§ DATA LINES:
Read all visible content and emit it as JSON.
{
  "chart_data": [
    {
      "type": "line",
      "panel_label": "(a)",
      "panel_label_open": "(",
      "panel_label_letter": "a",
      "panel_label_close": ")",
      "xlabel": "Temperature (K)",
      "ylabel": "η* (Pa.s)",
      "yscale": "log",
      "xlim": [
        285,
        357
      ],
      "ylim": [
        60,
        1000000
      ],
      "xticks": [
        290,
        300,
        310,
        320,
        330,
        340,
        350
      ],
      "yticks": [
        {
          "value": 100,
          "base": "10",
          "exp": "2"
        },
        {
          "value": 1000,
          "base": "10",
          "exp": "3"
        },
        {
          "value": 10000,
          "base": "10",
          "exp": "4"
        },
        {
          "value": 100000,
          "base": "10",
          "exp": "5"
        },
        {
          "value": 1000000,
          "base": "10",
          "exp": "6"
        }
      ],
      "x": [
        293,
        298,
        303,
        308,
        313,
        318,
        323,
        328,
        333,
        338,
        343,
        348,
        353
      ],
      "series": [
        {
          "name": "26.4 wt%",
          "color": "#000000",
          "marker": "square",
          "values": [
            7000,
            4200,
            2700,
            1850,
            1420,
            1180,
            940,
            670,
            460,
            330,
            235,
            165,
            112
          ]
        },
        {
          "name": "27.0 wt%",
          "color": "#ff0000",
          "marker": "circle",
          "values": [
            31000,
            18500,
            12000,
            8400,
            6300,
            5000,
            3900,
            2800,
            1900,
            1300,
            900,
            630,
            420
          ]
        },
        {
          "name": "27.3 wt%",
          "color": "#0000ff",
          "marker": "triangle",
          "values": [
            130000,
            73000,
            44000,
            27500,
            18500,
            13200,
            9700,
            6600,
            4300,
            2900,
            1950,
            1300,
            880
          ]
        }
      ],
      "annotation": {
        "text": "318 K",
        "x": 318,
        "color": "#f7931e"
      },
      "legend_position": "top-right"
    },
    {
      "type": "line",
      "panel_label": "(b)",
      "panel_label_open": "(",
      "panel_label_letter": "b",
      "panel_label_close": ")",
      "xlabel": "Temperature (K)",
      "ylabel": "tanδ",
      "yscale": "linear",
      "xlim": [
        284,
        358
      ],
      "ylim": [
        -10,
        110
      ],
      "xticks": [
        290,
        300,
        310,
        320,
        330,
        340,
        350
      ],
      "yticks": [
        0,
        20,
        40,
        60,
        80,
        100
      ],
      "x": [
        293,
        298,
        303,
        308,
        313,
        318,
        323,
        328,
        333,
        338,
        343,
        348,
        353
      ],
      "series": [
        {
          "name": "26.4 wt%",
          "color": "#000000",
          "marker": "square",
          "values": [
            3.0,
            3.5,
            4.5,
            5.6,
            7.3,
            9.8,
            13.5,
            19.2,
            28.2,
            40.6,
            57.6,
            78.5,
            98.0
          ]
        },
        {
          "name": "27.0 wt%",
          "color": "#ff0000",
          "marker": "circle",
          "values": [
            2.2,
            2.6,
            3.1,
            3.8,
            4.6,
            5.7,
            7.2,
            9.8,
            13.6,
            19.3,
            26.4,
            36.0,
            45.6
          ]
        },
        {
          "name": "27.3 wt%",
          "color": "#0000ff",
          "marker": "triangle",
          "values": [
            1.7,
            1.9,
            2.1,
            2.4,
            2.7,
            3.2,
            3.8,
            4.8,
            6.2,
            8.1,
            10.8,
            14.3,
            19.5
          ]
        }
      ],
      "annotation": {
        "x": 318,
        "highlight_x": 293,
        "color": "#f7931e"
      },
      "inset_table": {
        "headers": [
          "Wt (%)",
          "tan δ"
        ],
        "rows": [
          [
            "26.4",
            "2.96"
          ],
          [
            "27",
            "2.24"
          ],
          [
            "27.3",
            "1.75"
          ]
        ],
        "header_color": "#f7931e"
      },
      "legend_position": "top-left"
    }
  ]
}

§ EXERCISE DIRECTIONS:
Transcribe every entry verbatim.

§ ANSWER FOR THIS EXERCISE:
Read all visible content and emit it as JSON.
{
  "chart_data": [
    {
      "type": "line",
      "panel_label": "(a)",
      "panel_label_open": "(",
      "panel_label_letter": "a",
      "panel_label_close": ")",
      "xlabel": "Temperature (K)",
      "ylabel": "η* (Pa.s)",
      "yscale": "log",
      "xlim": [
        285,
        357
      ],
      "ylim": [
        60,
        1000000
      ],
      "xticks": [
        290,
        300,
        310,
        320,
        330,
        340,
        350
      ],
      "yticks": [
        {
          "value": 100,
          "base": "10",
          "exp": "2"
        },
        {
          "value": 1000,
          "base": "10",
          "exp": "3"
        },
        {
          "value": 10000,
          "base": "10",
          "exp": "4"
        },
        {
          "value": 100000,
          "base": "10",
          "exp": "5"
        },
        {
          "value": 1000000,
          "base": "10",
          "exp": "6"
        }
      ],
      "x": [
        293,
        298,
        303,
        308,
        313,
        318,
        323,
        328,
        333,
        338,
        343,
        348,
        353
      ],
      "series": [
        {
          "name": "26.4 wt%",
          "color": "#000000",
          "marker": "square",
          "values": [
            7000,
            4200,
            2700,
            1850,
            1420,
            1180,
            940,
            670,
            460,
            330,
            235,
            165,
            112
          ]
        },
        {
          "name": "27.0 wt%",
          "color": "#ff0000",
          "marker": "circle",
          "values": [
            31000,
            18500,
            12000,
            8400,
            6300,
            5000,
            3900,
            2800,
            1900,
            1300,
            900,
            630,
            420
          ]
        },
        {
          "name": "27.3 wt%",
          "color": "#0000ff",
          "marker": "triangle",
          "values": [
            130000,
            73000,
            44000,
            27500,
            18500,
            13200,
            9700,
            6600,
            4300,
            2900,
            1950,
            1300,
            880
          ]
        }
      ],
      "annotation": {
        "text": "318 K",
        "x": 318,
        "color": "#f7931e"
      },
      "legend_position": "top-right"
    },
    {
      "type": "line",
      "panel_label": "(b)",
      "panel_label_open": "(",
      "panel_label_letter": "b",
      "panel_label_close": ")",
      "xlabel": "Temperature (K)",
      "ylabel": "tanδ",
      "yscale": "linear",
      "xlim": [
        284,
        358
      ],
      "ylim": [
        -10,
        110
      ],
      "xticks": [
        290,
        300,
        310,
        320,
        330,
        340,
        350
      ],
      "yticks": [
        0,
        20,
        40,
        60,
        80,
        100
      ],
      "x": [
        293,
        298,
        303,
        308,
        313,
        318,
        323,
        328,
        333,
        338,
        343,
        348,
        353
      ],
      "series": [
        {
          "name": "26.4 wt%",
          "color": "#000000",
          "marker": "square",
          "values": [
            3.0,
            3.5,
            4.5,
            5.6,
            7.3,
            9.8,
            13.5,
            19.2,
            28.2,
            40.6,
            57.6,
            78.5,
            98.0
          ]
        },
        {
          "name": "27.0 wt%",
          "color": "#ff0000",
          "marker": "circle",
          "values": [
            2.2,
            2.6,
            3.1,
            3.8,
            4.6,
            5.7,
            7.2,
            9.8,
            13.6,
            19.3,
            26.4,
            36.0,
            45.6
          ]
        },
        {
          "name": "27.3 wt%",
          "color": "#0000ff",
          "marker": "triangle",
          "values": [
            1.7,
            1.9,
            2.1,
            2.4,
            2.7,
            3.2,
            3.8,
            4.8,
            6.2,
            8.1,
            10.8,
            14.3,
            19.5
          ]
        }
      ],
      "annotation": {
        "x": 318,
        "highlight_x": 293,
        "color": "#f7931e"
      },
      "inset_table": {
        "headers": [
          "Wt (%)",
          "tan δ"
        ],
        "rows": [
          [
            "26.4",
            "2.96"
          ],
          [
            "27",
            "2.24"
          ],
          [
            "27.3",
            "1.75"
          ]
        ],
        "header_color": "#f7931e"
      },
      "legend_position": "top-left"
    }
  ]
}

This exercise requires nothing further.